STATED EXERCISE — Below are some records. Say how many of their lines include the string "canónica", giving only the number.

MATERIAL FOR THIS EXERCISE —

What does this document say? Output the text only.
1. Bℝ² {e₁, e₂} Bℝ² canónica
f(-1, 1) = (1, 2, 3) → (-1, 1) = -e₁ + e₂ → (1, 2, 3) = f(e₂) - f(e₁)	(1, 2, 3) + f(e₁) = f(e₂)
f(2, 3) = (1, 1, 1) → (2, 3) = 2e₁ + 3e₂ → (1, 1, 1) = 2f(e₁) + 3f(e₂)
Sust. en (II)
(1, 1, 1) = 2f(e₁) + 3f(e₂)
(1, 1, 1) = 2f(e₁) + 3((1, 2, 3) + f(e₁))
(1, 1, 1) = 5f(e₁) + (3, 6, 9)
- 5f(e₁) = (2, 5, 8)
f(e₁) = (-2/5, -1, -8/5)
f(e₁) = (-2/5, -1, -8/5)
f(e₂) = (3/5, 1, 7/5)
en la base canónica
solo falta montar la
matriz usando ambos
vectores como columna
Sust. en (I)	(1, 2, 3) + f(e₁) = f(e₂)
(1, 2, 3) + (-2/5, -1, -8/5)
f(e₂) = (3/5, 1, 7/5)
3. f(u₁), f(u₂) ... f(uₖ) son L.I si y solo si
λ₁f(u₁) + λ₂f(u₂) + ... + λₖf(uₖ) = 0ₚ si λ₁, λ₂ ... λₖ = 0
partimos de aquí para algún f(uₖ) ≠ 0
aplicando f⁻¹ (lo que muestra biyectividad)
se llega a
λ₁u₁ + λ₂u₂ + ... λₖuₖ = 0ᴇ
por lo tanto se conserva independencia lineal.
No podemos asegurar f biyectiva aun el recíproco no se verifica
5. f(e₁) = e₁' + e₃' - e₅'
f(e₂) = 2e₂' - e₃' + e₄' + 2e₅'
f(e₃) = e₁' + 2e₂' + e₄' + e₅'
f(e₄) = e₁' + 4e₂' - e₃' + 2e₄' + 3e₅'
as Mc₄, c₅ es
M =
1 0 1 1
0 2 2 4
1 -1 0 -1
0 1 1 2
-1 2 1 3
==
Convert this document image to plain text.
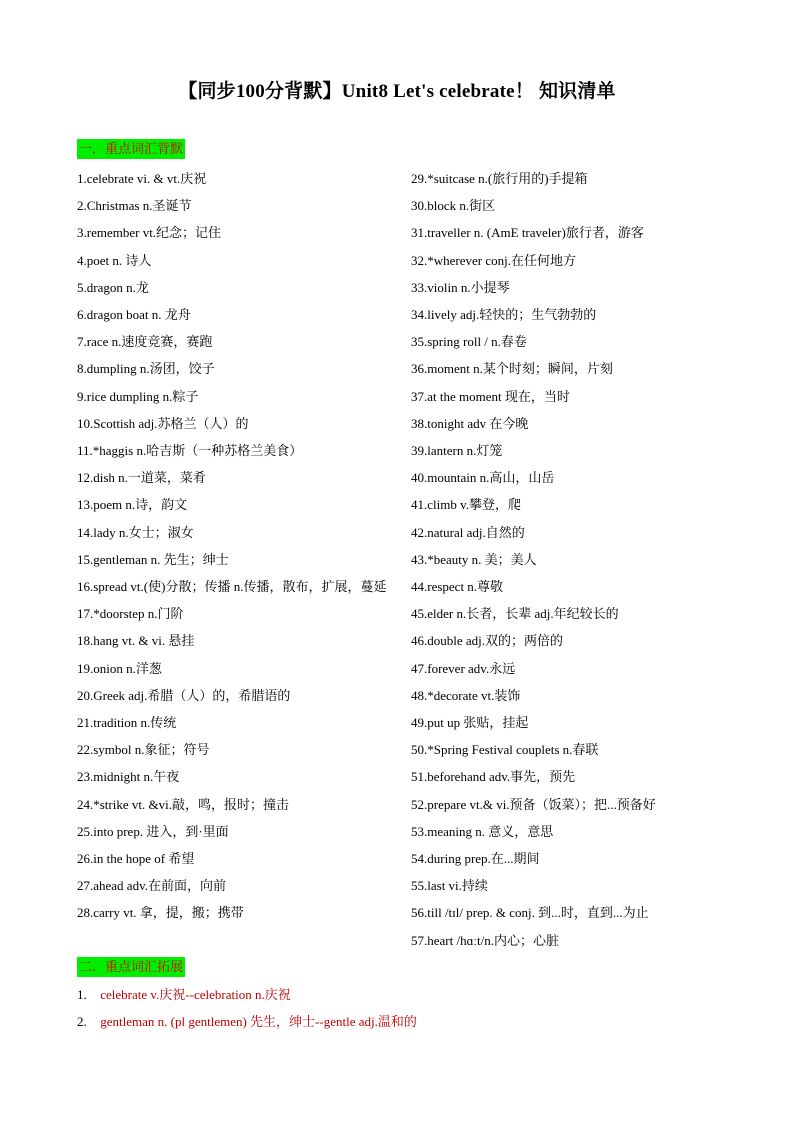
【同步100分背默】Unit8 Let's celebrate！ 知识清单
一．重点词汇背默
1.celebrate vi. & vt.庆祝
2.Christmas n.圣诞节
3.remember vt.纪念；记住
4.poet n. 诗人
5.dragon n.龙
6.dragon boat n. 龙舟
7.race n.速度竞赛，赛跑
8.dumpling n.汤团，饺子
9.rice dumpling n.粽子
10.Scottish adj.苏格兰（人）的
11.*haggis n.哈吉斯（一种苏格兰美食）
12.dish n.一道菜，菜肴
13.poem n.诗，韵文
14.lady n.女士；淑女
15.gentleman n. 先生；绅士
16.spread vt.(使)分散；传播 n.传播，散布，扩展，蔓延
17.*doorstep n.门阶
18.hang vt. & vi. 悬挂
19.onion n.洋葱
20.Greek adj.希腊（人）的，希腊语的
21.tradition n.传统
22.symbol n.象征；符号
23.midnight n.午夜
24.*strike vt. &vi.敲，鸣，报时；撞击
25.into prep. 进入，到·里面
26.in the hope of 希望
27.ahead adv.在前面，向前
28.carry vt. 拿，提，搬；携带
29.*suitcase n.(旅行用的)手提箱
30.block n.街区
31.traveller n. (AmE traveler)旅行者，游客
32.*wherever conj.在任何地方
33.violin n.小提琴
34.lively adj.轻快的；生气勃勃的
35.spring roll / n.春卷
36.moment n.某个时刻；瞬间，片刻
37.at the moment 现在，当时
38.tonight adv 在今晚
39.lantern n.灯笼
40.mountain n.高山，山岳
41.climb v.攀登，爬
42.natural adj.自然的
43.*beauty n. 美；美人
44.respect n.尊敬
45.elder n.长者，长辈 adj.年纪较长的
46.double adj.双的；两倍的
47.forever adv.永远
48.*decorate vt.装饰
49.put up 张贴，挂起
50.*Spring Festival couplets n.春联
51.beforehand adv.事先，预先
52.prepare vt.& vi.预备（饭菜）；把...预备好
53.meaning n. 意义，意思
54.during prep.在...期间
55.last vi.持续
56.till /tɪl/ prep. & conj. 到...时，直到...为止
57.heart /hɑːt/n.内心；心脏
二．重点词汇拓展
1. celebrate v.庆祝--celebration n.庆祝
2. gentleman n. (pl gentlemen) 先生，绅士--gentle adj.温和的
==
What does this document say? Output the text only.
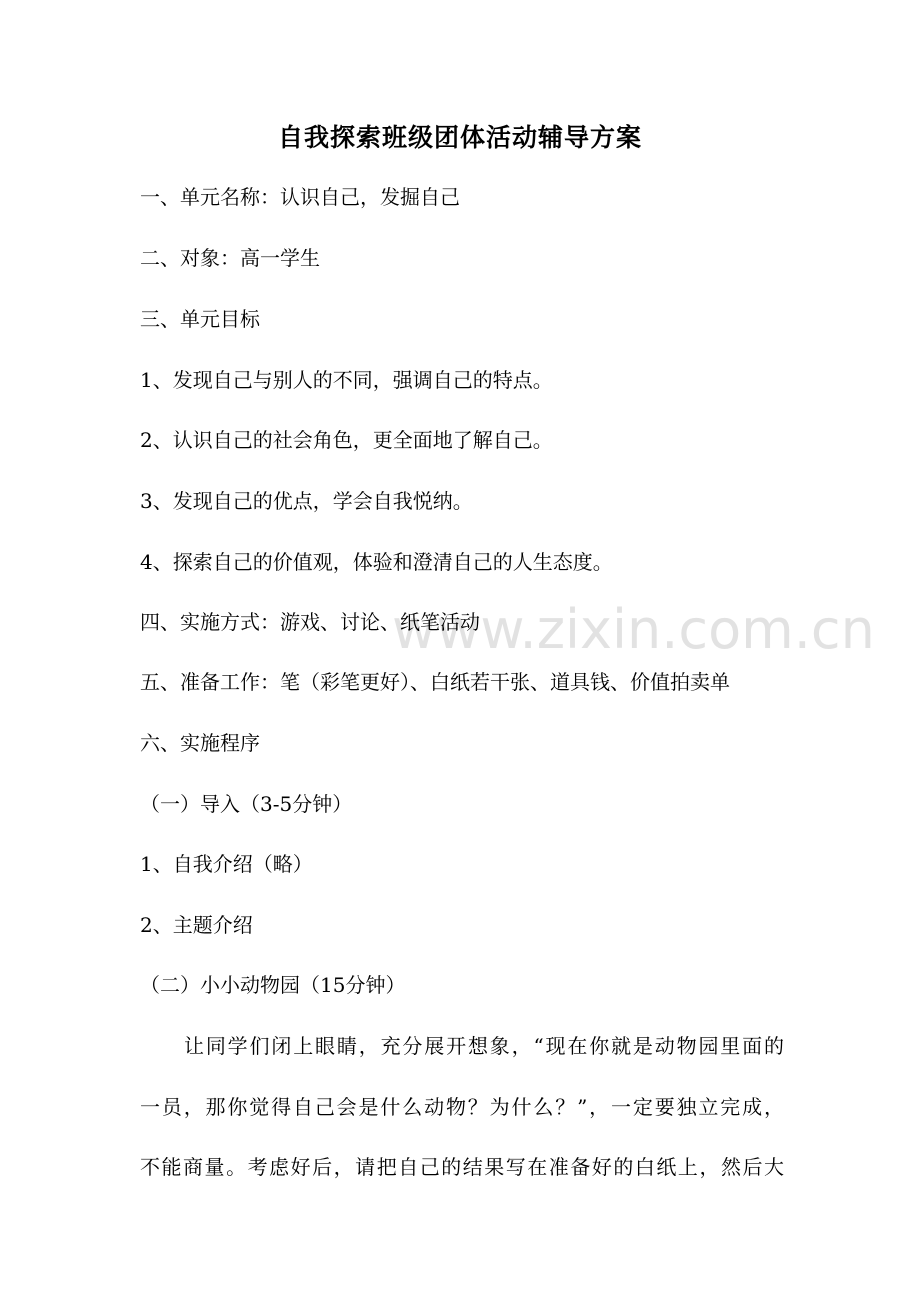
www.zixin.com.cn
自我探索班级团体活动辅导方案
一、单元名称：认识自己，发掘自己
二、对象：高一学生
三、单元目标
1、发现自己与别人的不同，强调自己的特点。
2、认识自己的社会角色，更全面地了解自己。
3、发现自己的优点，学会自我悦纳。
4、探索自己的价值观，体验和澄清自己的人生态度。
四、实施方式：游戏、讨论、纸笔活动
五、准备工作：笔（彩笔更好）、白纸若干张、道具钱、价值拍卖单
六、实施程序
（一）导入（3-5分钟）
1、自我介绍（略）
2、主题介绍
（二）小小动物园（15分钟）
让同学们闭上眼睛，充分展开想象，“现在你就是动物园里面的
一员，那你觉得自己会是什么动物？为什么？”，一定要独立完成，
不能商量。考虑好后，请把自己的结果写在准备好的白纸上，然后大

RESULT — 2